Stated goal ▸
Set down the full listing exactly as given. Any pictures are to be left out.

Exercise inputs ▸
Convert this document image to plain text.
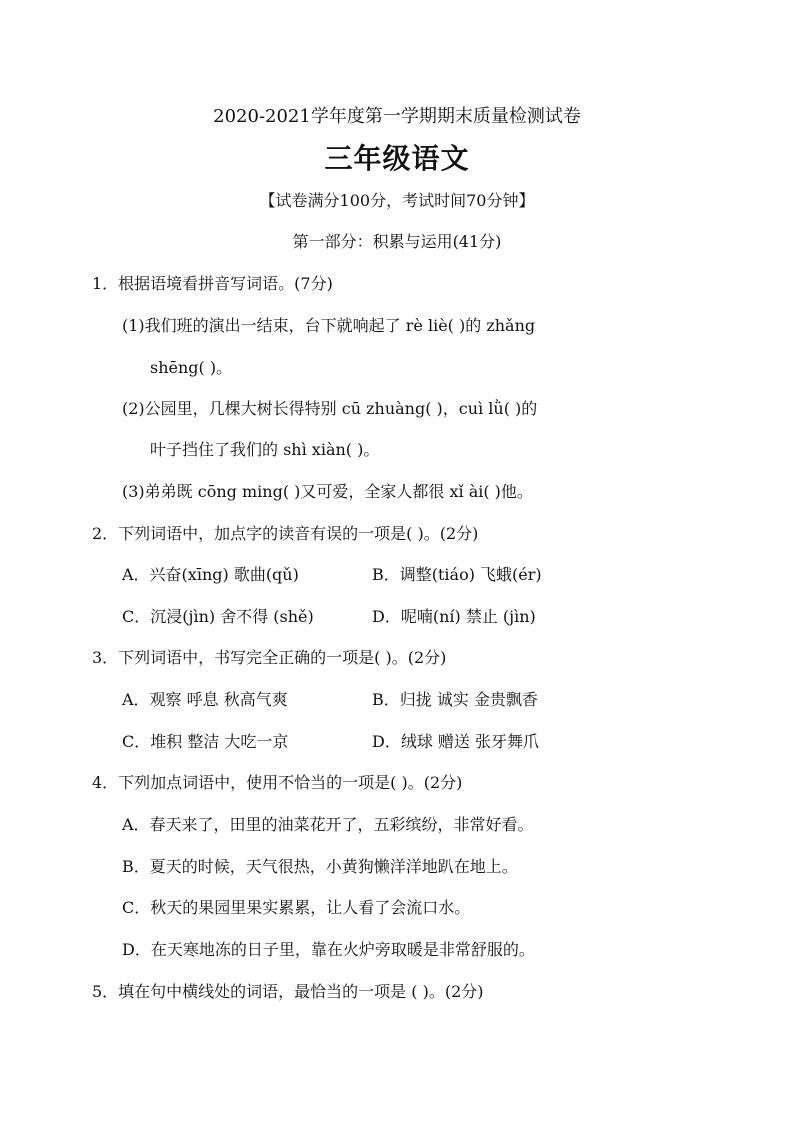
2020-2021学年度第一学期期末质量检测试卷
三年级语文
【试卷满分100分，考试时间70分钟】
第一部分：积累与运用(41分)
1．根据语境看拼音写词语。(7分)
(1)我们班的演出一结束，台下就响起了 rè liè( )的 zhǎng
shēng( )。
(2)公园里，几棵大树长得特别 cū zhuàng( )，cuì lǜ( )的
叶子挡住了我们的 shì xiàn( )。
(3)弟弟既 cōng ming( )又可爱，全家人都很 xǐ ài( )他。
2．下列词语中，加点字的读音有误的一项是( )。(2分)
A．兴奋(xīng) 歌曲(qǔ)	B．调整(tiáo) 飞蛾(ér)
C．沉浸(jìn) 舍不得 (shě)	D．呢喃(ní) 禁止 (jìn)
3．下列词语中，书写完全正确的一项是( )。(2分)
A．观察 呼息 秋高气爽	B．归拢 诚实 金贵飘香
C．堆积 整洁 大吃一京	D．绒球 赠送 张牙舞爪
4．下列加点词语中，使用不恰当的一项是( )。(2分)
A．春天来了，田里的油菜花开了，五彩缤纷，非常好看。
B．夏天的时候，天气很热，小黄狗懒洋洋地趴在地上。
C．秋天的果园里果实累累，让人看了会流口水。
D．在天寒地冻的日子里，靠在火炉旁取暖是非常舒服的。
5．填在句中横线处的词语，最恰当的一项是 ( )。(2分)
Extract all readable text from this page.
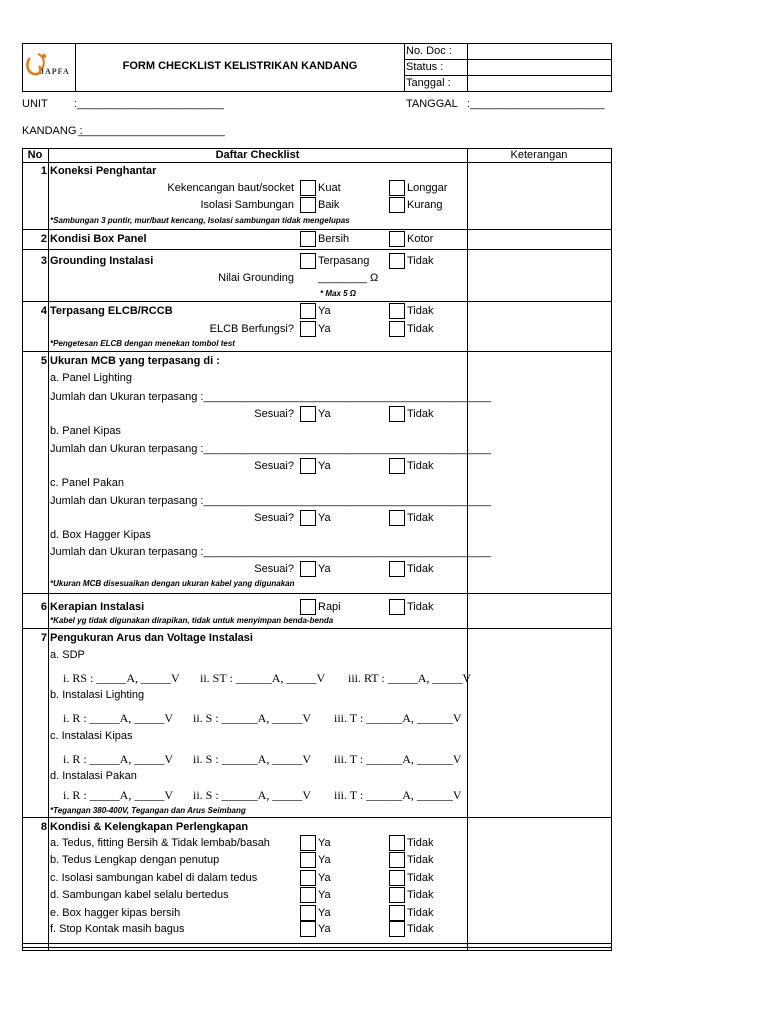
JAPFA	FORM CHECKLIST KELISTRIKAN KANDANG
No. Doc :
Status :
Tanggal :
UNIT :________________________	TANGGAL :______________________
KANDANG :
________________________
No	Daftar Checklist	Keterangan
1 Koneksi Penghantar
Kekencangan baut/socket Kuat	Longgar
Isolasi Sambungan Baik	Kurang
*Sambungan 3 puntir, mur/baut kencang, Isolasi sambungan tidak mengelupas
2 Kondisi Box Panel	Bersih	Kotor
3 Grounding Instalasi	Terpasang	Tidak
Nilai Grounding ________ Ω
* Max 5 Ω
4 Terpasang ELCB/RCCB	Ya	Tidak
ELCB Berfungsi? Ya	Tidak
*Pengetesan ELCB dengan menekan tombol test
5 Ukuran MCB yang terpasang di :
a. Panel Lighting
Jumlah dan Ukuran terpasang :_______________________________________________
Sesuai? Ya	Tidak
b. Panel Kipas
Jumlah dan Ukuran terpasang :_______________________________________________
Sesuai? Ya	Tidak
c. Panel Pakan
Jumlah dan Ukuran terpasang :_______________________________________________
Sesuai? Ya	Tidak
d. Box Hagger Kipas
Jumlah dan Ukuran terpasang :_______________________________________________
Sesuai? Ya	Tidak
*Ukuran MCB disesuaikan dengan ukuran kabel yang digunakan
6 Kerapian Instalasi	Rapi	Tidak
*Kabel yg tidak digunakan dirapikan, tidak untuk menyimpan benda-benda
7 Pengukuran Arus dan Voltage Instalasi
a. SDP
i. RS : _____A, _____V ii. ST : ______A, _____V iii. RT : _____A, _____V
b. Instalasi Lighting
i. R : _____A, _____V ii. S : ______A, _____V iii. T : ______A, ______V
c. Instalasi Kipas
i. R : _____A, _____V ii. S : ______A, _____V iii. T : ______A, ______V
d. Instalasi Pakan
i. R : _____A, _____V ii. S : ______A, _____V iii. T : ______A, ______V
*Tegangan 380-400V, Tegangan dan Arus Seimbang
8 Kondisi & Kelengkapan Perlengkapan
a. Tedus, fitting Bersih & Tidak lembab/basah	Ya	Tidak
b. Tedus Lengkap dengan penutup	Ya	Tidak
c. Isolasi sambungan kabel di dalam tedus	Ya	Tidak
d. Sambungan kabel selalu bertedus	Ya	Tidak
e. Box hagger kipas bersih	Ya	Tidak
f. Stop Kontak masih bagus	Ya	Tidak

Solution ▸
Convert this document image to plain text.
2020-2021学年度第一学期期末质量检测试卷
三年级语文
【试卷满分100分，考试时间70分钟】
第一部分：积累与运用(41分)
1．根据语境看拼音写词语。(7分)
(1)我们班的演出一结束，台下就响起了 rè liè( )的 zhǎng
shēng( )。
(2)公园里，几棵大树长得特别 cū zhuàng( )，cuì lǜ( )的
叶子挡住了我们的 shì xiàn( )。
(3)弟弟既 cōng ming( )又可爱，全家人都很 xǐ ài( )他。
2．下列词语中，加点字的读音有误的一项是( )。(2分)
A．兴奋(xīng) 歌曲(qǔ)	B．调整(tiáo) 飞蛾(ér)
C．沉浸(jìn) 舍不得 (shě)	D．呢喃(ní) 禁止 (jìn)
3．下列词语中，书写完全正确的一项是( )。(2分)
A．观察 呼息 秋高气爽	B．归拢 诚实 金贵飘香
C．堆积 整洁 大吃一京	D．绒球 赠送 张牙舞爪
4．下列加点词语中，使用不恰当的一项是( )。(2分)
A．春天来了，田里的油菜花开了，五彩缤纷，非常好看。
B．夏天的时候，天气很热，小黄狗懒洋洋地趴在地上。
C．秋天的果园里果实累累，让人看了会流口水。
D．在天寒地冻的日子里，靠在火炉旁取暖是非常舒服的。
5．填在句中横线处的词语，最恰当的一项是 ( )。(2分)
Extract all readable text from this page.
JAPFA	FORM CHECKLIST KELISTRIKAN KANDANG
No. Doc :
Status :
Tanggal :
UNIT :________________________	TANGGAL :______________________
KANDANG :
________________________
No	Daftar Checklist	Keterangan
1 Koneksi Penghantar
Kekencangan baut/socket Kuat	Longgar
Isolasi Sambungan Baik	Kurang
*Sambungan 3 puntir, mur/baut kencang, Isolasi sambungan tidak mengelupas
2 Kondisi Box Panel	Bersih	Kotor
3 Grounding Instalasi	Terpasang	Tidak
Nilai Grounding ________ Ω
* Max 5 Ω
4 Terpasang ELCB/RCCB	Ya	Tidak
ELCB Berfungsi? Ya	Tidak
*Pengetesan ELCB dengan menekan tombol test
5 Ukuran MCB yang terpasang di :
a. Panel Lighting
Jumlah dan Ukuran terpasang :_______________________________________________
Sesuai? Ya	Tidak
b. Panel Kipas
Jumlah dan Ukuran terpasang :_______________________________________________
Sesuai? Ya	Tidak
c. Panel Pakan
Jumlah dan Ukuran terpasang :_______________________________________________
Sesuai? Ya	Tidak
d. Box Hagger Kipas
Jumlah dan Ukuran terpasang :_______________________________________________
Sesuai? Ya	Tidak
*Ukuran MCB disesuaikan dengan ukuran kabel yang digunakan
6 Kerapian Instalasi	Rapi	Tidak
*Kabel yg tidak digunakan dirapikan, tidak untuk menyimpan benda-benda
7 Pengukuran Arus dan Voltage Instalasi
a. SDP
i. RS : _____A, _____V ii. ST : ______A, _____V iii. RT : _____A, _____V
b. Instalasi Lighting
i. R : _____A, _____V ii. S : ______A, _____V iii. T : ______A, ______V
c. Instalasi Kipas
i. R : _____A, _____V ii. S : ______A, _____V iii. T : ______A, ______V
d. Instalasi Pakan
i. R : _____A, _____V ii. S : ______A, _____V iii. T : ______A, ______V
*Tegangan 380-400V, Tegangan dan Arus Seimbang
8 Kondisi & Kelengkapan Perlengkapan
a. Tedus, fitting Bersih & Tidak lembab/basah	Ya	Tidak
b. Tedus Lengkap dengan penutup	Ya	Tidak
c. Isolasi sambungan kabel di dalam tedus	Ya	Tidak
d. Sambungan kabel selalu bertedus	Ya	Tidak
e. Box hagger kipas bersih	Ya	Tidak
f. Stop Kontak masih bagus	Ya	Tidak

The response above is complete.